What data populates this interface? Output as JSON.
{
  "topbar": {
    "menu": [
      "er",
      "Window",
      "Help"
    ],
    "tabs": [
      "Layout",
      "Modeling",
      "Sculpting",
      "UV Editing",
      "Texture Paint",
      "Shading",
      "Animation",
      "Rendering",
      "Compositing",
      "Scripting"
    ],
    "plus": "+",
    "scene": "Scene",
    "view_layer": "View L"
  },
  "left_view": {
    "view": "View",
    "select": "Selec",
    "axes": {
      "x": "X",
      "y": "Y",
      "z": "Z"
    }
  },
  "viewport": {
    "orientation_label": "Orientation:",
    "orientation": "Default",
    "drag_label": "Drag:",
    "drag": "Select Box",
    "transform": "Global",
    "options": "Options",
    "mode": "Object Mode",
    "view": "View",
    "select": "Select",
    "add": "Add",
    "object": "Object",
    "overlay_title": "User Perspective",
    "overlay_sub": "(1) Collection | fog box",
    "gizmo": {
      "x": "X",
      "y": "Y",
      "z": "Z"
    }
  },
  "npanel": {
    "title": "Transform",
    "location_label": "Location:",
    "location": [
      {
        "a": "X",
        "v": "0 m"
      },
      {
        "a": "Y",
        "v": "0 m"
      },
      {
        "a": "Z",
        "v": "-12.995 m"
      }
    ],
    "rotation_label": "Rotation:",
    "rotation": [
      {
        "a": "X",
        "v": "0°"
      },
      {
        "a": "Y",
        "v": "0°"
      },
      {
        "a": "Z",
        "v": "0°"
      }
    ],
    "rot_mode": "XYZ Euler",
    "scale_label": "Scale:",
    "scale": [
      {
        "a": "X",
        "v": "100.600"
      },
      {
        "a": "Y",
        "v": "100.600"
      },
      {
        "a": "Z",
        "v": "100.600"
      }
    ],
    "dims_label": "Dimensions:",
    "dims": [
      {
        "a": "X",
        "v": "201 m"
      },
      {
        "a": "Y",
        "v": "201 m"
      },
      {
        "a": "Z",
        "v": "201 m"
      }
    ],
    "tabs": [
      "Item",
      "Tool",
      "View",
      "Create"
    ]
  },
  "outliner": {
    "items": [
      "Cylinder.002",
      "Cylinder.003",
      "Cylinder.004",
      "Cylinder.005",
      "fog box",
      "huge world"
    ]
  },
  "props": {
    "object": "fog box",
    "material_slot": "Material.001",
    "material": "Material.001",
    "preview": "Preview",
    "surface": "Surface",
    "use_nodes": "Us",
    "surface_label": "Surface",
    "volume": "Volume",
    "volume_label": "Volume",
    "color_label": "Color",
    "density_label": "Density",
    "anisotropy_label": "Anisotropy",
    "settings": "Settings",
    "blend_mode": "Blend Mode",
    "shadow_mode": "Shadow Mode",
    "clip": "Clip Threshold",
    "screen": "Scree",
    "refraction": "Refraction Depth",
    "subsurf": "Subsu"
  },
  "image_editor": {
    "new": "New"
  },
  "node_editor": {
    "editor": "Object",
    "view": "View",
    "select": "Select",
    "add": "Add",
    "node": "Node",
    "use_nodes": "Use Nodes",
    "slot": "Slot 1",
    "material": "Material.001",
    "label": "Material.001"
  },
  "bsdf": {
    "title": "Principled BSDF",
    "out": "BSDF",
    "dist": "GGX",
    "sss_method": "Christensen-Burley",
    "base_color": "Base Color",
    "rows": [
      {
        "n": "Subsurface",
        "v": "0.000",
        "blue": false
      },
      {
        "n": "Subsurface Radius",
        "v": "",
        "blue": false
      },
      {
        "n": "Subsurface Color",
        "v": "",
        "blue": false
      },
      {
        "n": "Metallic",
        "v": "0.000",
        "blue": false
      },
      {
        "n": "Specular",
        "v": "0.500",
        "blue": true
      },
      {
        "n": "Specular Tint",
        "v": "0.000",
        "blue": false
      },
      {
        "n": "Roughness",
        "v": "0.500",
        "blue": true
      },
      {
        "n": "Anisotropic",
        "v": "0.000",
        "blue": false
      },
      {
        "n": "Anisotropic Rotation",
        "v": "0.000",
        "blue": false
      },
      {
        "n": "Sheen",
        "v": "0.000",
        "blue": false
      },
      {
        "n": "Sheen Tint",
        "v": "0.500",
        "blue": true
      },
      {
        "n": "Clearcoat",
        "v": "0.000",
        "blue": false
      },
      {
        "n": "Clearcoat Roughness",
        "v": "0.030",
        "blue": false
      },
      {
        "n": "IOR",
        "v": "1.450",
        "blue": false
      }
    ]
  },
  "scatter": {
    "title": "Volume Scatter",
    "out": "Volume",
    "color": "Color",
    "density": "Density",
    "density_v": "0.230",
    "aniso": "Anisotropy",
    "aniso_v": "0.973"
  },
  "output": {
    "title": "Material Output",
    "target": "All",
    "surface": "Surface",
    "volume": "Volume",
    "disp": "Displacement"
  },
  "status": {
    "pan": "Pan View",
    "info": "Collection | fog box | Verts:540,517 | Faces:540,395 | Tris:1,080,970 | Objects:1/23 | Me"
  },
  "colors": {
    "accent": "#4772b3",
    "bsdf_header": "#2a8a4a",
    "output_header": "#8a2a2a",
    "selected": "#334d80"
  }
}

To be done: Take the lines above and print them exactly.

Exercise answer:
What data populates this interface? Output as JSON.
{
  "topbar": {
    "menu": [
      "er",
      "Window",
      "Help"
    ],
    "tabs": [
      "Layout",
      "Modeling",
      "Sculpting",
      "UV Editing",
      "Texture Paint",
      "Shading",
      "Animation",
      "Rendering",
      "Compositing",
      "Scripting"
    ],
    "plus": "+",
    "scene": "Scene",
    "view_layer": "View L"
  },
  "left_view": {
    "view": "View",
    "select": "Selec",
    "axes": {
      "x": "X",
      "y": "Y",
      "z": "Z"
    }
  },
  "viewport": {
    "orientation_label": "Orientation:",
    "orientation": "Default",
    "drag_label": "Drag:",
    "drag": "Select Box",
    "transform": "Global",
    "options": "Options",
    "mode": "Object Mode",
    "view": "View",
    "select": "Select",
    "add": "Add",
    "object": "Object",
    "overlay_title": "User Perspective",
    "overlay_sub": "(1) Collection | fog box",
    "gizmo": {
      "x": "X",
      "y": "Y",
      "z": "Z"
    }
  },
  "npanel": {
    "title": "Transform",
    "location_label": "Location:",
    "location": [
      {
        "a": "X",
        "v": "0 m"
      },
      {
        "a": "Y",
        "v": "0 m"
      },
      {
        "a": "Z",
        "v": "-12.995 m"
      }
    ],
    "rotation_label": "Rotation:",
    "rotation": [
      {
        "a": "X",
        "v": "0°"
      },
      {
        "a": "Y",
        "v": "0°"
      },
      {
        "a": "Z",
        "v": "0°"
      }
    ],
    "rot_mode": "XYZ Euler",
    "scale_label": "Scale:",
    "scale": [
      {
        "a": "X",
        "v": "100.600"
      },
      {
        "a": "Y",
        "v": "100.600"
      },
      {
        "a": "Z",
        "v": "100.600"
      }
    ],
    "dims_label": "Dimensions:",
    "dims": [
      {
        "a": "X",
        "v": "201 m"
      },
      {
        "a": "Y",
        "v": "201 m"
      },
      {
        "a": "Z",
        "v": "201 m"
      }
    ],
    "tabs": [
      "Item",
      "Tool",
      "View",
      "Create"
    ]
  },
  "outliner": {
    "items": [
      "Cylinder.002",
      "Cylinder.003",
      "Cylinder.004",
      "Cylinder.005",
      "fog box",
      "huge world"
    ]
  },
  "props": {
    "object": "fog box",
    "material_slot": "Material.001",
    "material": "Material.001",
    "preview": "Preview",
    "surface": "Surface",
    "use_nodes": "Us",
    "surface_label": "Surface",
    "volume": "Volume",
    "volume_label": "Volume",
    "color_label": "Color",
    "density_label": "Density",
    "anisotropy_label": "Anisotropy",
    "settings": "Settings",
    "blend_mode": "Blend Mode",
    "shadow_mode": "Shadow Mode",
    "clip": "Clip Threshold",
    "screen": "Scree",
    "refraction": "Refraction Depth",
    "subsurf": "Subsu"
  },
  "image_editor": {
    "new": "New"
  },
  "node_editor": {
    "editor": "Object",
    "view": "View",
    "select": "Select",
    "add": "Add",
    "node": "Node",
    "use_nodes": "Use Nodes",
    "slot": "Slot 1",
    "material": "Material.001",
    "label": "Material.001"
  },
  "bsdf": {
    "title": "Principled BSDF",
    "out": "BSDF",
    "dist": "GGX",
    "sss_method": "Christensen-Burley",
    "base_color": "Base Color",
    "rows": [
      {
        "n": "Subsurface",
        "v": "0.000",
        "blue": false
      },
      {
        "n": "Subsurface Radius",
        "v": "",
        "blue": false
      },
      {
        "n": "Subsurface Color",
        "v": "",
        "blue": false
      },
      {
        "n": "Metallic",
        "v": "0.000",
        "blue": false
      },
      {
        "n": "Specular",
        "v": "0.500",
        "blue": true
      },
      {
        "n": "Specular Tint",
        "v": "0.000",
        "blue": false
      },
      {
        "n": "Roughness",
        "v": "0.500",
        "blue": true
      },
      {
        "n": "Anisotropic",
        "v": "0.000",
        "blue": false
      },
      {
        "n": "Anisotropic Rotation",
        "v": "0.000",
        "blue": false
      },
      {
        "n": "Sheen",
        "v": "0.000",
        "blue": false
      },
      {
        "n": "Sheen Tint",
        "v": "0.500",
        "blue": true
      },
      {
        "n": "Clearcoat",
        "v": "0.000",
        "blue": false
      },
      {
        "n": "Clearcoat Roughness",
        "v": "0.030",
        "blue": false
      },
      {
        "n": "IOR",
        "v": "1.450",
        "blue": false
      }
    ]
  },
  "scatter": {
    "title": "Volume Scatter",
    "out": "Volume",
    "color": "Color",
    "density": "Density",
    "density_v": "0.230",
    "aniso": "Anisotropy",
    "aniso_v": "0.973"
  },
  "output": {
    "title": "Material Output",
    "target": "All",
    "surface": "Surface",
    "volume": "Volume",
    "disp": "Displacement"
  },
  "status": {
    "pan": "Pan View",
    "info": "Collection | fog box | Verts:540,517 | Faces:540,395 | Tris:1,080,970 | Objects:1/23 | Me"
  },
  "colors": {
    "accent": "#4772b3",
    "bsdf_header": "#2a8a4a",
    "output_header": "#8a2a2a",
    "selected": "#334d80"
  }
}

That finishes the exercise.